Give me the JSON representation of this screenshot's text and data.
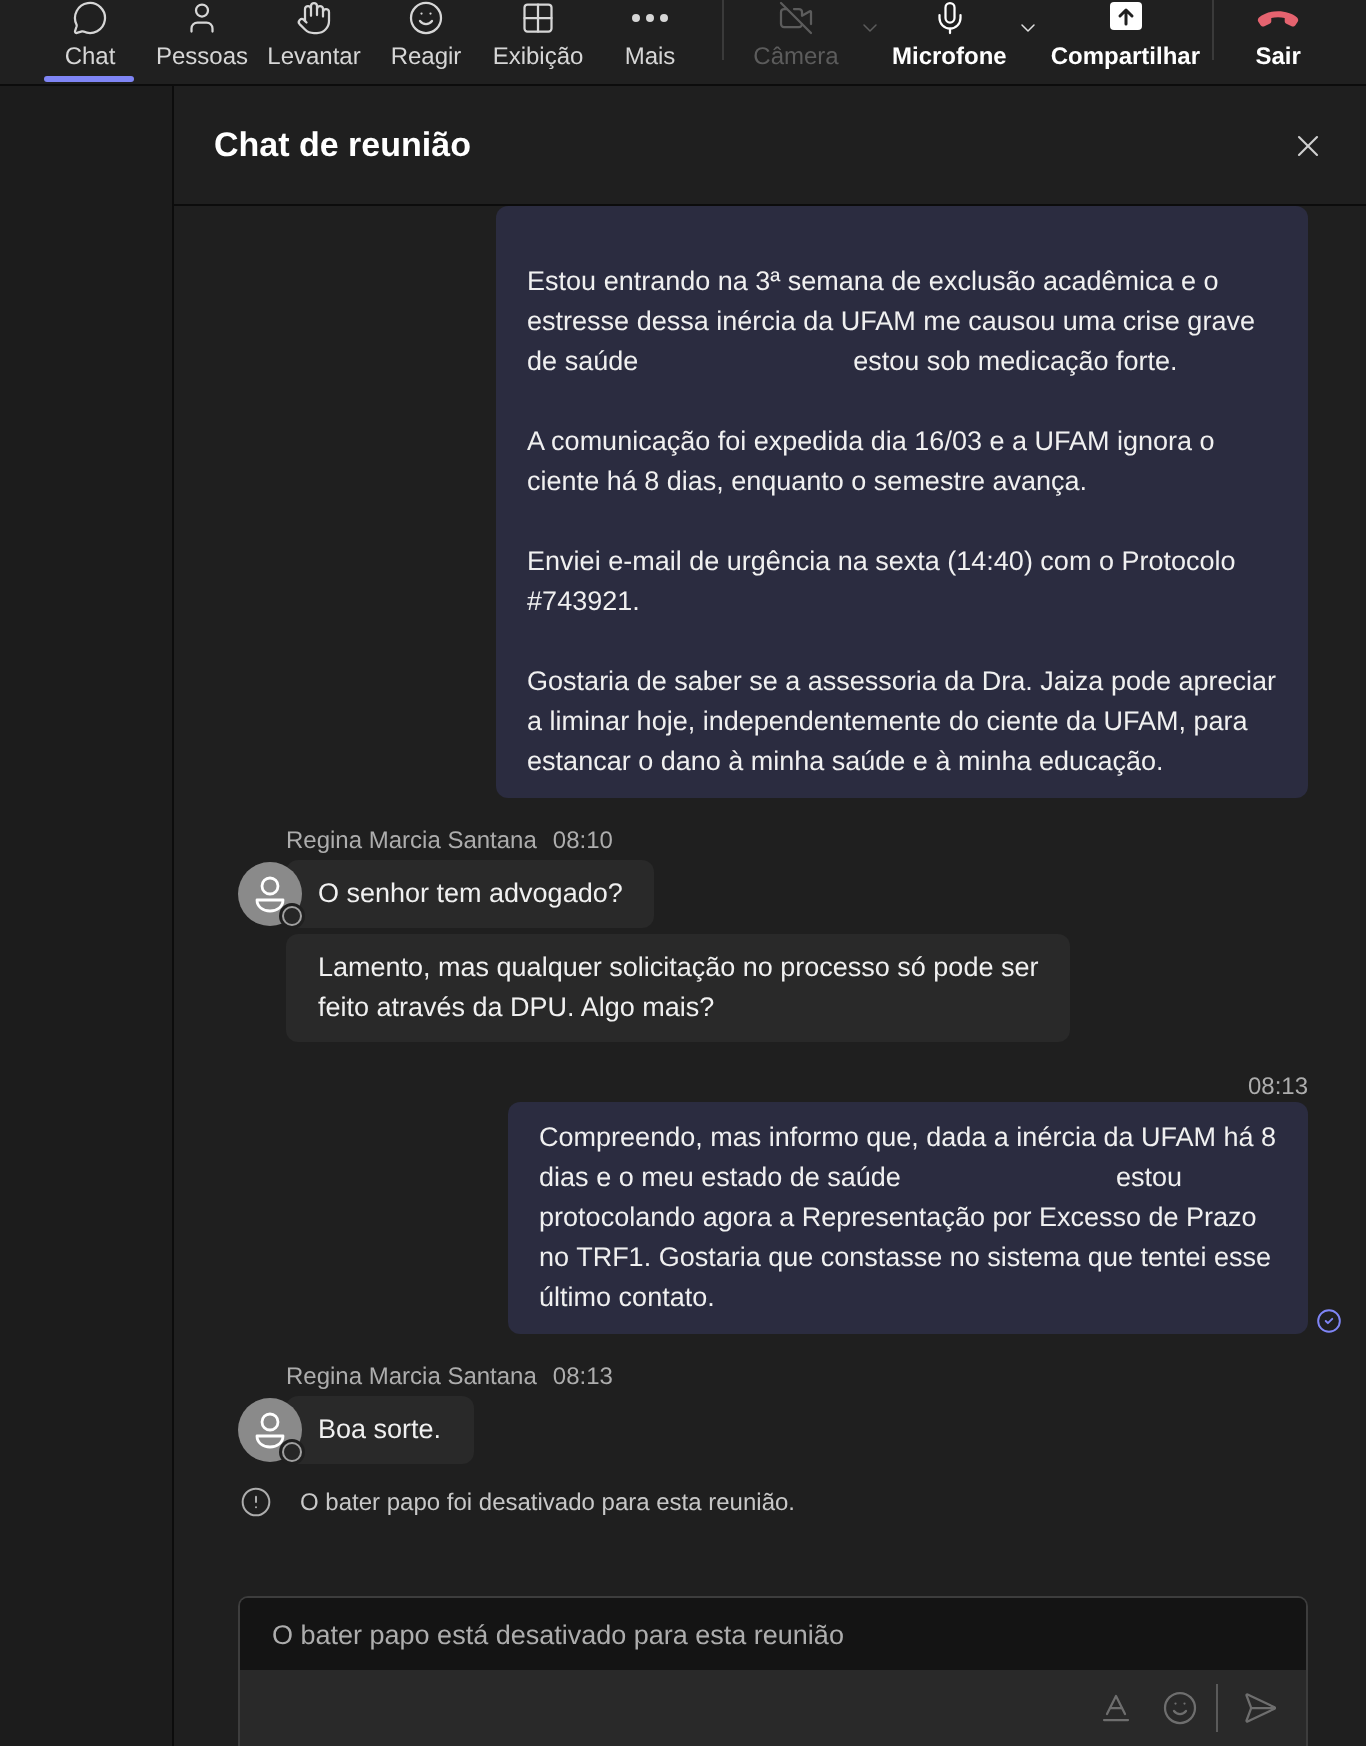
{
  "toolbar": {
    "view_controls": [
      {
        "label": "Chat",
        "selected": true
      },
      {
        "label": "Pessoas",
        "selected": false
      },
      {
        "label": "Levantar",
        "selected": false
      },
      {
        "label": "Reagir",
        "selected": false
      },
      {
        "label": "Exibição",
        "selected": false
      },
      {
        "label": "Mais",
        "selected": false
      }
    ],
    "call_controls": [
      {
        "label": "Câmera",
        "disabled": true,
        "has_menu": true
      },
      {
        "label": "Microfone",
        "disabled": false,
        "has_menu": true
      },
      {
        "label": "Compartilhar",
        "disabled": false,
        "has_menu": false
      }
    ],
    "leave_button": {
      "label": "Sair"
    }
  },
  "chat_panel": {
    "title": "Chat de reunião",
    "messages": [
      {
        "kind": "outgoing",
        "read": false,
        "paragraphs": [
          {
            "lines": [
              [
                "Estou entrando na 3ª semana de exclusão acadêmica e o"
              ],
              [
                "estresse dessa inércia da UFAM me causou uma crise grave"
              ],
              [
                "de saúde",
                "estou sob medicação forte."
              ]
            ]
          },
          {
            "lines": [
              [
                "A comunicação foi expedida dia 16/03 e a UFAM ignora o"
              ],
              [
                "ciente há 8 dias, enquanto o semestre avança."
              ]
            ]
          },
          {
            "lines": [
              [
                "Enviei e-mail de urgência na sexta (14:40) com o Protocolo"
              ],
              [
                "#743921."
              ]
            ]
          },
          {
            "lines": [
              [
                "Gostaria de saber se a assessoria da Dra. Jaiza pode apreciar"
              ],
              [
                "a liminar hoje, independentemente do ciente da UFAM, para"
              ],
              [
                "estancar o dano à minha saúde e à minha educação."
              ]
            ]
          }
        ]
      },
      {
        "kind": "incoming",
        "sender": "Regina Marcia Santana",
        "time": "08:10",
        "bubbles": [
          {
            "lines": [
              "O senhor tem advogado?"
            ]
          },
          {
            "lines": [
              "Lamento, mas qualquer solicitação no processo só pode ser",
              "feito através da DPU. Algo mais?"
            ]
          }
        ]
      },
      {
        "kind": "outgoing",
        "time": "08:13",
        "read": true,
        "paragraphs": [
          {
            "lines": [
              [
                "Compreendo, mas informo que, dada a inércia da UFAM há 8"
              ],
              [
                "dias e o meu estado de saúde",
                "estou"
              ],
              [
                "protocolando agora a Representação por Excesso de Prazo"
              ],
              [
                "no TRF1. Gostaria que constasse no sistema que tentei esse"
              ],
              [
                "último contato."
              ]
            ]
          }
        ]
      },
      {
        "kind": "incoming",
        "sender": "Regina Marcia Santana",
        "time": "08:13",
        "bubbles": [
          {
            "lines": [
              "Boa sorte."
            ]
          }
        ]
      },
      {
        "kind": "system",
        "text": "O bater papo foi desativado para esta reunião."
      }
    ],
    "composer": {
      "placeholder": "O bater papo está desativado para esta reunião",
      "disabled": true
    }
  }
}
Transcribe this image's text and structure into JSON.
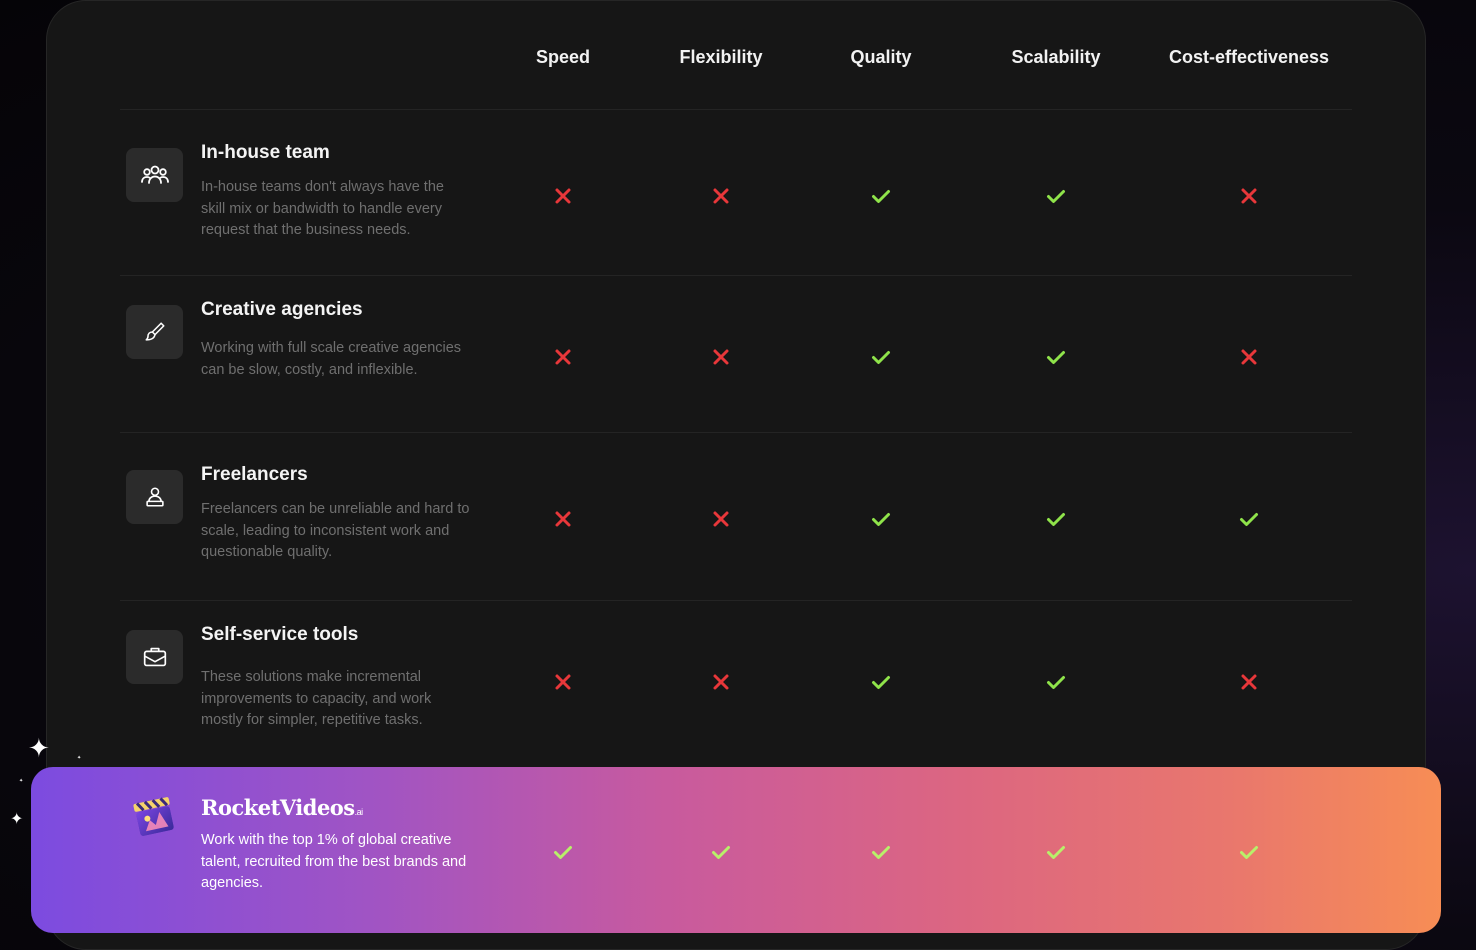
{
  "columns": [
    "Speed",
    "Flexibility",
    "Quality",
    "Scalability",
    "Cost-effectiveness"
  ],
  "rows": [
    {
      "icon": "team-icon",
      "title": "In-house team",
      "description": "In-house teams don't always have the skill mix or bandwidth to handle every request that the business needs.",
      "marks": [
        "cross",
        "cross",
        "check",
        "check",
        "cross"
      ]
    },
    {
      "icon": "brush-icon",
      "title": "Creative agencies",
      "description": "Working with full scale creative agencies can be slow, costly, and inflexible.",
      "marks": [
        "cross",
        "cross",
        "check",
        "check",
        "cross"
      ]
    },
    {
      "icon": "freelancer-icon",
      "title": "Freelancers",
      "description": "Freelancers can be unreliable and hard to scale, leading to inconsistent work and questionable quality.",
      "marks": [
        "cross",
        "cross",
        "check",
        "check",
        "check"
      ]
    },
    {
      "icon": "toolbox-icon",
      "title": "Self-service tools",
      "description": "These solutions make incremental improvements to capacity, and work mostly for simpler, repetitive tasks.",
      "marks": [
        "cross",
        "cross",
        "check",
        "check",
        "cross"
      ]
    }
  ],
  "highlight": {
    "brand": "RocketVideos",
    "brand_suffix": ".ai",
    "description": "Work with the top 1% of global creative talent, recruited from the best brands and agencies.",
    "marks": [
      "check",
      "check",
      "check",
      "check",
      "check"
    ]
  },
  "colors": {
    "check": "#8fe34a",
    "cross": "#e8373a",
    "banner_check": "#b8f06a"
  }
}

(STATED PROBLEM): Gather from the entries above all lines that include the string "inércia".

(CORRECT RESPONSE):
                "estresse dessa inércia da UFAM me causou uma crise grave"
                "Compreendo, mas informo que, dada a inércia da UFAM há 8"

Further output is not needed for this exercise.